*** Opening Text segment ***
Thank you for the trip down memory lane Apis_Mellifera. Along with my 171, I still have my Sand Rail. I wouldn’t want to part with the plane’s engine as it’s on display but as soon as someone invents a fragrance that’s more intoxicating than two-stroke soaked 1970’s plastic, you can cannibalize the Sand Rail.
I wish I had all the money back I wasted on Cox .049 stuff. I never actually used it.
.049s were absolute bastards to start.
When I was 10 or 11...I obsessed. OBSESSED. Over the Control Line P40 in the sears catalog. My father had an old Curtis something-or-other in a box in the garage I would look at for...oh...an hour or so every day. I envisioned flying it at the playground at school and how cool it would be.
I suppose just that is worth it all. I got it for Christmas. We got it started...3 or 4 times. Enough to auger it in thoroughly once. It never completed a whole circle.
That said...In college, I built a balsa RC 1/2A job that actually flew a few times. Self-taught landings are hard on egos, props and tree limbs.
Google led me to this: https://mecoa.biz/shopdisplayproducts.asp?catalogid=1692
BTW, anyone remember the COX .049 Nissan?
Appleseed wrote:
BTW, anyone remember the COX .049 Nissan?
Yes. From, again, the Sears catalog.
ClemSparks wrote:
Ransom wrote:
I have an .010 I bought when I worked at a hobby shop around 1990. That's a tiny piston!
Me Too!
I've got one disassembled in a zip-lock baggie and another NOS one still in the bubble back. I doubt I will ever do anything with them. These days, for small planes, electric is so much better.
In reply to JamesMcD:
Still, though...there's just something about owning the TINIEST internal combustion engine imaginable.
The plane I have is the classic PT-19. It flew really well. Being a trainer, it was made to disintegrate in a crash. I also found a Cox Star Wars X-Wing fighter under the stairs that neither my wife nor I remembered until the PT resurfaced. It's in really good shape probably because, as I recall, it didn't fly very well.
I considered building a balsa plane. My dad and I built a Piper Cub with a Cox Black Widow .049 35 years ago and I still remember it well. I also remember my sister immediately turning it into kindling upon the second flight. My dad glued it back together, but, much like the beloved gyroscope I bought at the Aero-Space Museum during a 6th grade field trip to Washington DC and then slammed in the car door, it was never the same once pieced back together and the bitter taste of disappointment looms to this day. Didn't expect those to be $50!
*** Closing Text segment ***
*** Opening Provided data ***
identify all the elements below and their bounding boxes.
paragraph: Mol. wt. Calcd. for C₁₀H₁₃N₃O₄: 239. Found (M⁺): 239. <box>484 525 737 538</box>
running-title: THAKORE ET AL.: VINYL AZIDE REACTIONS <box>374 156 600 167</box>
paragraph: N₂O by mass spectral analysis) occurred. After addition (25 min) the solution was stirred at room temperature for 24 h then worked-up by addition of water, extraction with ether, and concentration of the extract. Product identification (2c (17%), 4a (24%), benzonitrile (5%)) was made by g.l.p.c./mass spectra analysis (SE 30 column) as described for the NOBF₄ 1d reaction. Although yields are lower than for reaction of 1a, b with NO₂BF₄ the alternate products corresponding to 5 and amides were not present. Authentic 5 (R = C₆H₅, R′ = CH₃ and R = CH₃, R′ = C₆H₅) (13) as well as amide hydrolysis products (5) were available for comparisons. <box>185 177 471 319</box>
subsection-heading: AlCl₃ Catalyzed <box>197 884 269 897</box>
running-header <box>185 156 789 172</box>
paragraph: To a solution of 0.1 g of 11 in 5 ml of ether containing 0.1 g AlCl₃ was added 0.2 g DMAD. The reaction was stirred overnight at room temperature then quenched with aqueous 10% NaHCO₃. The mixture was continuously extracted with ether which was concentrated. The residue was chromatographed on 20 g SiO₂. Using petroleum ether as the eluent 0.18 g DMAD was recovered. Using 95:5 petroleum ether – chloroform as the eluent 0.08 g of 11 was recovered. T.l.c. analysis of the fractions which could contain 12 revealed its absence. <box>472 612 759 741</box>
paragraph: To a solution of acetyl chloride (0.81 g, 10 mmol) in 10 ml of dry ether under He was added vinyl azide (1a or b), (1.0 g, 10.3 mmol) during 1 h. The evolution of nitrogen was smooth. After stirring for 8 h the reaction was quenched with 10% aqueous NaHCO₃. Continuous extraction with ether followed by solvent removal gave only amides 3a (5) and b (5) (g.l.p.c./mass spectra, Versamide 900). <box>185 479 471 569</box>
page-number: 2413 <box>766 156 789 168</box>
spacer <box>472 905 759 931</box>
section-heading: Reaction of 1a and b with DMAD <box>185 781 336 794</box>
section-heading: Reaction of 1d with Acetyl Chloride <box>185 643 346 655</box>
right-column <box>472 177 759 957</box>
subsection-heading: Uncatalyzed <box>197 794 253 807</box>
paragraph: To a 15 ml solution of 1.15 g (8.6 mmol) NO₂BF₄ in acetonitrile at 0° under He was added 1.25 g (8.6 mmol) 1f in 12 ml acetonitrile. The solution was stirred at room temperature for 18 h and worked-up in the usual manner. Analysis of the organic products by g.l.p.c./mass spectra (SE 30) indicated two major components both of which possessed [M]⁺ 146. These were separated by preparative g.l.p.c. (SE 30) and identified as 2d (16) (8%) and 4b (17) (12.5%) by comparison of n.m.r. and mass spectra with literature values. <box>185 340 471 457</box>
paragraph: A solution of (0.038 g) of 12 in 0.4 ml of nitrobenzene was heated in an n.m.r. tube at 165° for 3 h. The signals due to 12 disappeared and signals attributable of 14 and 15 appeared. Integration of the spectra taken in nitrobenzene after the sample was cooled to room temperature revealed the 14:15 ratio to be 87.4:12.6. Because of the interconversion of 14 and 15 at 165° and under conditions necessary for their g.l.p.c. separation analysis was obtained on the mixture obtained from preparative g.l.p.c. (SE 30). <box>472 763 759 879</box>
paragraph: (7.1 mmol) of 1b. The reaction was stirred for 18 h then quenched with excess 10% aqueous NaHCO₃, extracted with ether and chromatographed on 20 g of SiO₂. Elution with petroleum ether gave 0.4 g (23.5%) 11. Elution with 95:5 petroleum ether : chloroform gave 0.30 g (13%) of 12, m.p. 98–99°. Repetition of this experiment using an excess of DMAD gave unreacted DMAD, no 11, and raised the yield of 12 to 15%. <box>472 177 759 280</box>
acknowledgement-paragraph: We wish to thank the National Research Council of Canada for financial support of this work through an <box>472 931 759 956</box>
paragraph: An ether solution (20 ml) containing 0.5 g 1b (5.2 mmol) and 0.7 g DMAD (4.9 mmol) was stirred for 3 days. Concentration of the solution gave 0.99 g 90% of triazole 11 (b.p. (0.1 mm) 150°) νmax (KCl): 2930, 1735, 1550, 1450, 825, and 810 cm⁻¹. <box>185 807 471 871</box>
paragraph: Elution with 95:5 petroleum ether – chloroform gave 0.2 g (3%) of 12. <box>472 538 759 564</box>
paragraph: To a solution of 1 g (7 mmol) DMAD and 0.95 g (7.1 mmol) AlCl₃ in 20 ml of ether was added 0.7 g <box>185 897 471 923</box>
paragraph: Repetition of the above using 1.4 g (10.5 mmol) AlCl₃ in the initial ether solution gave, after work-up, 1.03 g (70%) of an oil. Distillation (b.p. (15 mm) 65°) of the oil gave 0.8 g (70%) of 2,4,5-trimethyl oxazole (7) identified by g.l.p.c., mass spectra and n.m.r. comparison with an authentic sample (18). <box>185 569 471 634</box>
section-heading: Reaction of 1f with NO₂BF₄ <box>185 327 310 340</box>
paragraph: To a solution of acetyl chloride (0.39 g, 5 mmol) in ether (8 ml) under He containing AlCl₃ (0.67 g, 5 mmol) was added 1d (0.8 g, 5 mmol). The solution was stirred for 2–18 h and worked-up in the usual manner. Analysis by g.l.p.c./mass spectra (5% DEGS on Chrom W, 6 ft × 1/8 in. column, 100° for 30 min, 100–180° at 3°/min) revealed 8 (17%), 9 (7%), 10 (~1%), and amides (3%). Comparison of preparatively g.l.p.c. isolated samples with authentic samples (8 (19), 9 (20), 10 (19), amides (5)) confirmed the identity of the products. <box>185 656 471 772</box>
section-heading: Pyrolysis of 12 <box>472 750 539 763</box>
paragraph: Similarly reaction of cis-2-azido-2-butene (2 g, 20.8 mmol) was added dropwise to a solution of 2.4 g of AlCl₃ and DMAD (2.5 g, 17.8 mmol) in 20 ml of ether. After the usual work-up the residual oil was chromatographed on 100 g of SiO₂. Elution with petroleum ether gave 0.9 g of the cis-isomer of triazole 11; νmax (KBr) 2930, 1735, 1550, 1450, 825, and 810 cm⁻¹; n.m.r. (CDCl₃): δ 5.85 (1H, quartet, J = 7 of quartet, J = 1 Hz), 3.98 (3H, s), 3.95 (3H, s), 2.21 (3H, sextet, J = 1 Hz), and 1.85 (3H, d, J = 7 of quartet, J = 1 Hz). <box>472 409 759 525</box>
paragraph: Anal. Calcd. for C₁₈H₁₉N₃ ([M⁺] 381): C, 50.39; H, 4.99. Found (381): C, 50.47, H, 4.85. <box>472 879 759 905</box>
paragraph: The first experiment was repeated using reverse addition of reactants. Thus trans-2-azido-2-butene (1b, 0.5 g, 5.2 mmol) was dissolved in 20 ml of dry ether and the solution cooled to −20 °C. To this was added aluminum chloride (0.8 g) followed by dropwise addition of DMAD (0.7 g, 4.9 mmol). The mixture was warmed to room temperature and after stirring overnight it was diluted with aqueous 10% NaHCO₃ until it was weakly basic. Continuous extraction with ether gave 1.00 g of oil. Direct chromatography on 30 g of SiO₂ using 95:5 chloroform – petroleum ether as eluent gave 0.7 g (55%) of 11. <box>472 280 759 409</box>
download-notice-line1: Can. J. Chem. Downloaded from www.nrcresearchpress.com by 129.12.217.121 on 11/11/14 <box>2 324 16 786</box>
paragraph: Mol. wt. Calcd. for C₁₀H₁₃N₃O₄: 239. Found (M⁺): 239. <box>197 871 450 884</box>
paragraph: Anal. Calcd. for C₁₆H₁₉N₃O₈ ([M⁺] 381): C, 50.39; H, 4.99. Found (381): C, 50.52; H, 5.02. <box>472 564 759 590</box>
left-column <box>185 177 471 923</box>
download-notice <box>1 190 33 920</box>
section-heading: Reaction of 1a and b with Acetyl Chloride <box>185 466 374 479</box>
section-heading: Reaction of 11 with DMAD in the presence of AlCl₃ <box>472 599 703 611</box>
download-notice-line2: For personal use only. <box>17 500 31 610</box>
*** Closing Provided data ***
Exercise requirements ▸
A. In the forum thread about Cox model airplane engines, which plane was built with a Cox Black Widow .049 some 35 years ago?
B. Pick up the forum thread about Cox model airplane engines where it stops and continue it.

Answers provided ▸
A. A Piper Cub.

B.
I wanted to go with Cox, but will settle for any Cox-like plane, but it's looking like gas control line ready-to-fly kits aren't around anymore.
I was into these as a kid, in fact my neighbor and I built a 3 year science fair experiment around them and won our county fair twice. We used the PT-19 control line trainer as a basis, and at one point had constructed a wind tunnel from a piece of pipe and a yard blower.
About 10 years ago they were super cheap, I bought about 12 of them at $15 each for a helicopter kit for a design challenge among engineers at work. When I tried to do the same thing a year ago, they had disappeared, and were going for big money on eBay.
http://coxengines.ca/cox-.049-engine-babe-bee.html
also: http://brodak.com/
I had one of those string trainers too, I remember it having a white fuselage and a red wing. It was held together with rubber bands and I don't think it made more than three laps, if that many. It would make me dizzy as hell by the second lap.
I also had one of these:
If you're interested in a control line plane that'll actually fly well, SIG is still making the Deweybird. It's a kit but the wings, fuselage and tailfeathers are all made from sheet balsa so it's really simple to build. They list it at under $20 on their website. The .049 motors are still being made and you can pick one up for under $40.